AVAILABLE RECORDS:
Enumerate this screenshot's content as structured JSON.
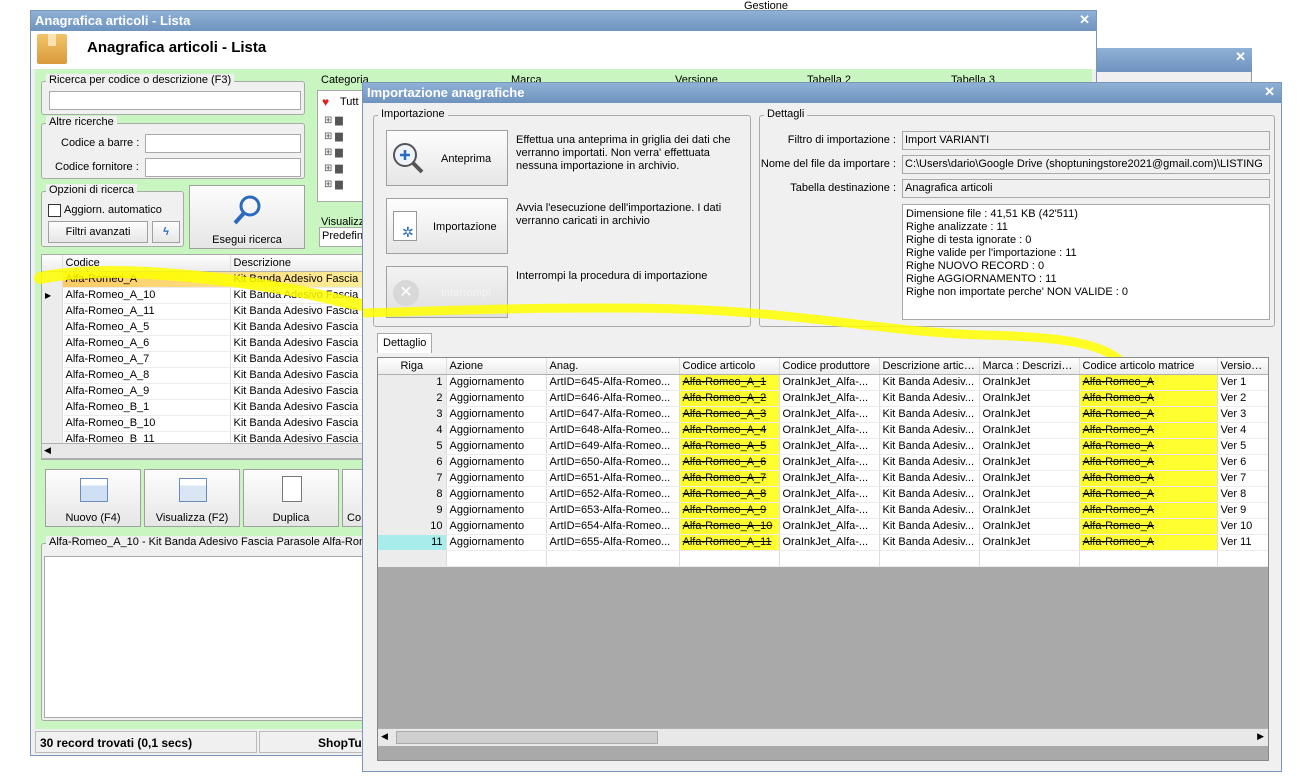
{
  "top_caption": "Gestione",
  "main_window": {
    "title": "Anagrafica articoli  - Lista",
    "heading": "Anagrafica articoli  - Lista",
    "search_group": "Ricerca per codice o descrizione (F3)",
    "category_label": "Categoria",
    "tab_headers": [
      "Marca",
      "Versione",
      "Tabella 2",
      "Tabella 3"
    ],
    "category_root": "Tutt",
    "other_search": "Altre ricerche",
    "barcode_label": "Codice a barre :",
    "supplier_code_label": "Codice fornitore :",
    "options_group": "Opzioni di ricerca",
    "auto_update": "Aggiorn. automatico",
    "advanced_filters": "Filtri avanzati",
    "search_button": "Esegui ricerca",
    "view_label": "Visualizz",
    "view_value": "Predefin",
    "list_columns": [
      "Codice",
      "Descrizione"
    ],
    "list_rows": [
      {
        "code": "Alfa-Romeo_A",
        "desc": "Kit Banda Adesivo Fascia Pa"
      },
      {
        "code": "Alfa-Romeo_A_10",
        "desc": "Kit Banda Adesivo Fascia Pa"
      },
      {
        "code": "Alfa-Romeo_A_11",
        "desc": "Kit Banda Adesivo Fascia Pa"
      },
      {
        "code": "Alfa-Romeo_A_5",
        "desc": "Kit Banda Adesivo Fascia Pa"
      },
      {
        "code": "Alfa-Romeo_A_6",
        "desc": "Kit Banda Adesivo Fascia Pa"
      },
      {
        "code": "Alfa-Romeo_A_7",
        "desc": "Kit Banda Adesivo Fascia Pa"
      },
      {
        "code": "Alfa-Romeo_A_8",
        "desc": "Kit Banda Adesivo Fascia Pa"
      },
      {
        "code": "Alfa-Romeo_A_9",
        "desc": "Kit Banda Adesivo Fascia Pa"
      },
      {
        "code": "Alfa-Romeo_B_1",
        "desc": "Kit Banda Adesivo Fascia Pa"
      },
      {
        "code": "Alfa-Romeo_B_10",
        "desc": "Kit Banda Adesivo Fascia Pa"
      },
      {
        "code": "Alfa-Romeo_B_11",
        "desc": "Kit Banda Adesivo Fascia Pa"
      }
    ],
    "actions": [
      "Nuovo (F4)",
      "Visualizza (F2)",
      "Duplica",
      "Co"
    ],
    "detail_title": "Alfa-Romeo_A_10 - Kit Banda Adesivo Fascia Parasole Alfa-Rome",
    "status_count": "30 record trovati (0,1 secs)",
    "status_shop": "ShopTur"
  },
  "import_window": {
    "title": "Importazione anagrafiche",
    "import_group": "Importazione",
    "preview_button": "Anteprima",
    "preview_desc": "Effettua una anteprima in griglia dei dati che verranno importati. Non verra' effettuata nessuna importazione in archivio.",
    "import_button": "Importazione",
    "import_desc": "Avvia l'esecuzione dell'importazione. I dati verranno caricati in archivio",
    "stop_button": "Interrompi",
    "stop_desc": "Interrompi la procedura di importazione",
    "details_group": "Dettagli",
    "filter_label": "Filtro di importazione :",
    "filter_value": "Import VARIANTI",
    "file_label": "Nome del file da importare :",
    "file_value": "C:\\Users\\dario\\Google Drive (shoptuningstore2021@gmail.com)\\LISTING",
    "table_label": "Tabella destinazione :",
    "table_value": "Anagrafica articoli",
    "stats": [
      "Dimensione file : 41,51 KB (42'511)",
      "Righe analizzate : 11",
      "Righe di testa ignorate : 0",
      "Righe valide per l'importazione : 11",
      "Righe NUOVO RECORD : 0",
      "Righe AGGIORNAMENTO  : 11",
      "Righe non importate perche' NON VALIDE : 0"
    ],
    "tab": "Dettaglio",
    "grid_columns": [
      "Riga",
      "Azione",
      "Anag.",
      "Codice articolo",
      "Codice produttore",
      "Descrizione articolo",
      "Marca : Descrizione",
      "Codice articolo matrice",
      "Versione :"
    ],
    "grid_rows": [
      [
        "1",
        "Aggiornamento",
        "ArtID=645-Alfa-Romeo...",
        "Alfa-Romeo_A_1",
        "OraInkJet_Alfa-...",
        "Kit Banda Adesiv...",
        "OraInkJet",
        "Alfa-Romeo_A",
        "Ver 1"
      ],
      [
        "2",
        "Aggiornamento",
        "ArtID=646-Alfa-Romeo...",
        "Alfa-Romeo_A_2",
        "OraInkJet_Alfa-...",
        "Kit Banda Adesiv...",
        "OraInkJet",
        "Alfa-Romeo_A",
        "Ver 2"
      ],
      [
        "3",
        "Aggiornamento",
        "ArtID=647-Alfa-Romeo...",
        "Alfa-Romeo_A_3",
        "OraInkJet_Alfa-...",
        "Kit Banda Adesiv...",
        "OraInkJet",
        "Alfa-Romeo_A",
        "Ver 3"
      ],
      [
        "4",
        "Aggiornamento",
        "ArtID=648-Alfa-Romeo...",
        "Alfa-Romeo_A_4",
        "OraInkJet_Alfa-...",
        "Kit Banda Adesiv...",
        "OraInkJet",
        "Alfa-Romeo_A",
        "Ver 4"
      ],
      [
        "5",
        "Aggiornamento",
        "ArtID=649-Alfa-Romeo...",
        "Alfa-Romeo_A_5",
        "OraInkJet_Alfa-...",
        "Kit Banda Adesiv...",
        "OraInkJet",
        "Alfa-Romeo_A",
        "Ver 5"
      ],
      [
        "6",
        "Aggiornamento",
        "ArtID=650-Alfa-Romeo...",
        "Alfa-Romeo_A_6",
        "OraInkJet_Alfa-...",
        "Kit Banda Adesiv...",
        "OraInkJet",
        "Alfa-Romeo_A",
        "Ver 6"
      ],
      [
        "7",
        "Aggiornamento",
        "ArtID=651-Alfa-Romeo...",
        "Alfa-Romeo_A_7",
        "OraInkJet_Alfa-...",
        "Kit Banda Adesiv...",
        "OraInkJet",
        "Alfa-Romeo_A",
        "Ver 7"
      ],
      [
        "8",
        "Aggiornamento",
        "ArtID=652-Alfa-Romeo...",
        "Alfa-Romeo_A_8",
        "OraInkJet_Alfa-...",
        "Kit Banda Adesiv...",
        "OraInkJet",
        "Alfa-Romeo_A",
        "Ver 8"
      ],
      [
        "9",
        "Aggiornamento",
        "ArtID=653-Alfa-Romeo...",
        "Alfa-Romeo_A_9",
        "OraInkJet_Alfa-...",
        "Kit Banda Adesiv...",
        "OraInkJet",
        "Alfa-Romeo_A",
        "Ver 9"
      ],
      [
        "10",
        "Aggiornamento",
        "ArtID=654-Alfa-Romeo...",
        "Alfa-Romeo_A_10",
        "OraInkJet_Alfa-...",
        "Kit Banda Adesiv...",
        "OraInkJet",
        "Alfa-Romeo_A",
        "Ver 10"
      ],
      [
        "11",
        "Aggiornamento",
        "ArtID=655-Alfa-Romeo...",
        "Alfa-Romeo_A_11",
        "OraInkJet_Alfa-...",
        "Kit Banda Adesiv...",
        "OraInkJet",
        "Alfa-Romeo_A",
        "Ver 11"
      ]
    ]
  }
}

WORK TO BE COMPLETED:
Restate each entry word for word, please, but drop any images it holds.

TASK OUTPUT:
Enumerate this screenshot's content as structured JSON.
{
  "top_caption": "Gestione",
  "main_window": {
    "title": "Anagrafica articoli  - Lista",
    "heading": "Anagrafica articoli  - Lista",
    "search_group": "Ricerca per codice o descrizione (F3)",
    "category_label": "Categoria",
    "tab_headers": [
      "Marca",
      "Versione",
      "Tabella 2",
      "Tabella 3"
    ],
    "category_root": "Tutt",
    "other_search": "Altre ricerche",
    "barcode_label": "Codice a barre :",
    "supplier_code_label": "Codice fornitore :",
    "options_group": "Opzioni di ricerca",
    "auto_update": "Aggiorn. automatico",
    "advanced_filters": "Filtri avanzati",
    "search_button": "Esegui ricerca",
    "view_label": "Visualizz",
    "view_value": "Predefin",
    "list_columns": [
      "Codice",
      "Descrizione"
    ],
    "list_rows": [
      {
        "code": "Alfa-Romeo_A",
        "desc": "Kit Banda Adesivo Fascia Pa"
      },
      {
        "code": "Alfa-Romeo_A_10",
        "desc": "Kit Banda Adesivo Fascia Pa"
      },
      {
        "code": "Alfa-Romeo_A_11",
        "desc": "Kit Banda Adesivo Fascia Pa"
      },
      {
        "code": "Alfa-Romeo_A_5",
        "desc": "Kit Banda Adesivo Fascia Pa"
      },
      {
        "code": "Alfa-Romeo_A_6",
        "desc": "Kit Banda Adesivo Fascia Pa"
      },
      {
        "code": "Alfa-Romeo_A_7",
        "desc": "Kit Banda Adesivo Fascia Pa"
      },
      {
        "code": "Alfa-Romeo_A_8",
        "desc": "Kit Banda Adesivo Fascia Pa"
      },
      {
        "code": "Alfa-Romeo_A_9",
        "desc": "Kit Banda Adesivo Fascia Pa"
      },
      {
        "code": "Alfa-Romeo_B_1",
        "desc": "Kit Banda Adesivo Fascia Pa"
      },
      {
        "code": "Alfa-Romeo_B_10",
        "desc": "Kit Banda Adesivo Fascia Pa"
      },
      {
        "code": "Alfa-Romeo_B_11",
        "desc": "Kit Banda Adesivo Fascia Pa"
      }
    ],
    "actions": [
      "Nuovo (F4)",
      "Visualizza (F2)",
      "Duplica",
      "Co"
    ],
    "detail_title": "Alfa-Romeo_A_10 - Kit Banda Adesivo Fascia Parasole Alfa-Rome",
    "status_count": "30 record trovati (0,1 secs)",
    "status_shop": "ShopTur"
  },
  "import_window": {
    "title": "Importazione anagrafiche",
    "import_group": "Importazione",
    "preview_button": "Anteprima",
    "preview_desc": "Effettua una anteprima in griglia dei dati che verranno importati. Non verra' effettuata nessuna importazione in archivio.",
    "import_button": "Importazione",
    "import_desc": "Avvia l'esecuzione dell'importazione. I dati verranno caricati in archivio",
    "stop_button": "Interrompi",
    "stop_desc": "Interrompi la procedura di importazione",
    "details_group": "Dettagli",
    "filter_label": "Filtro di importazione :",
    "filter_value": "Import VARIANTI",
    "file_label": "Nome del file da importare :",
    "file_value": "C:\\Users\\dario\\Google Drive (shoptuningstore2021@gmail.com)\\LISTING",
    "table_label": "Tabella destinazione :",
    "table_value": "Anagrafica articoli",
    "stats": [
      "Dimensione file : 41,51 KB (42'511)",
      "Righe analizzate : 11",
      "Righe di testa ignorate : 0",
      "Righe valide per l'importazione : 11",
      "Righe NUOVO RECORD : 0",
      "Righe AGGIORNAMENTO  : 11",
      "Righe non importate perche' NON VALIDE : 0"
    ],
    "tab": "Dettaglio",
    "grid_columns": [
      "Riga",
      "Azione",
      "Anag.",
      "Codice articolo",
      "Codice produttore",
      "Descrizione articolo",
      "Marca : Descrizione",
      "Codice articolo matrice",
      "Versione :"
    ],
    "grid_rows": [
      [
        "1",
        "Aggiornamento",
        "ArtID=645-Alfa-Romeo...",
        "Alfa-Romeo_A_1",
        "OraInkJet_Alfa-...",
        "Kit Banda Adesiv...",
        "OraInkJet",
        "Alfa-Romeo_A",
        "Ver 1"
      ],
      [
        "2",
        "Aggiornamento",
        "ArtID=646-Alfa-Romeo...",
        "Alfa-Romeo_A_2",
        "OraInkJet_Alfa-...",
        "Kit Banda Adesiv...",
        "OraInkJet",
        "Alfa-Romeo_A",
        "Ver 2"
      ],
      [
        "3",
        "Aggiornamento",
        "ArtID=647-Alfa-Romeo...",
        "Alfa-Romeo_A_3",
        "OraInkJet_Alfa-...",
        "Kit Banda Adesiv...",
        "OraInkJet",
        "Alfa-Romeo_A",
        "Ver 3"
      ],
      [
        "4",
        "Aggiornamento",
        "ArtID=648-Alfa-Romeo...",
        "Alfa-Romeo_A_4",
        "OraInkJet_Alfa-...",
        "Kit Banda Adesiv...",
        "OraInkJet",
        "Alfa-Romeo_A",
        "Ver 4"
      ],
      [
        "5",
        "Aggiornamento",
        "ArtID=649-Alfa-Romeo...",
        "Alfa-Romeo_A_5",
        "OraInkJet_Alfa-...",
        "Kit Banda Adesiv...",
        "OraInkJet",
        "Alfa-Romeo_A",
        "Ver 5"
      ],
      [
        "6",
        "Aggiornamento",
        "ArtID=650-Alfa-Romeo...",
        "Alfa-Romeo_A_6",
        "OraInkJet_Alfa-...",
        "Kit Banda Adesiv...",
        "OraInkJet",
        "Alfa-Romeo_A",
        "Ver 6"
      ],
      [
        "7",
        "Aggiornamento",
        "ArtID=651-Alfa-Romeo...",
        "Alfa-Romeo_A_7",
        "OraInkJet_Alfa-...",
        "Kit Banda Adesiv...",
        "OraInkJet",
        "Alfa-Romeo_A",
        "Ver 7"
      ],
      [
        "8",
        "Aggiornamento",
        "ArtID=652-Alfa-Romeo...",
        "Alfa-Romeo_A_8",
        "OraInkJet_Alfa-...",
        "Kit Banda Adesiv...",
        "OraInkJet",
        "Alfa-Romeo_A",
        "Ver 8"
      ],
      [
        "9",
        "Aggiornamento",
        "ArtID=653-Alfa-Romeo...",
        "Alfa-Romeo_A_9",
        "OraInkJet_Alfa-...",
        "Kit Banda Adesiv...",
        "OraInkJet",
        "Alfa-Romeo_A",
        "Ver 9"
      ],
      [
        "10",
        "Aggiornamento",
        "ArtID=654-Alfa-Romeo...",
        "Alfa-Romeo_A_10",
        "OraInkJet_Alfa-...",
        "Kit Banda Adesiv...",
        "OraInkJet",
        "Alfa-Romeo_A",
        "Ver 10"
      ],
      [
        "11",
        "Aggiornamento",
        "ArtID=655-Alfa-Romeo...",
        "Alfa-Romeo_A_11",
        "OraInkJet_Alfa-...",
        "Kit Banda Adesiv...",
        "OraInkJet",
        "Alfa-Romeo_A",
        "Ver 11"
      ]
    ]
  }
}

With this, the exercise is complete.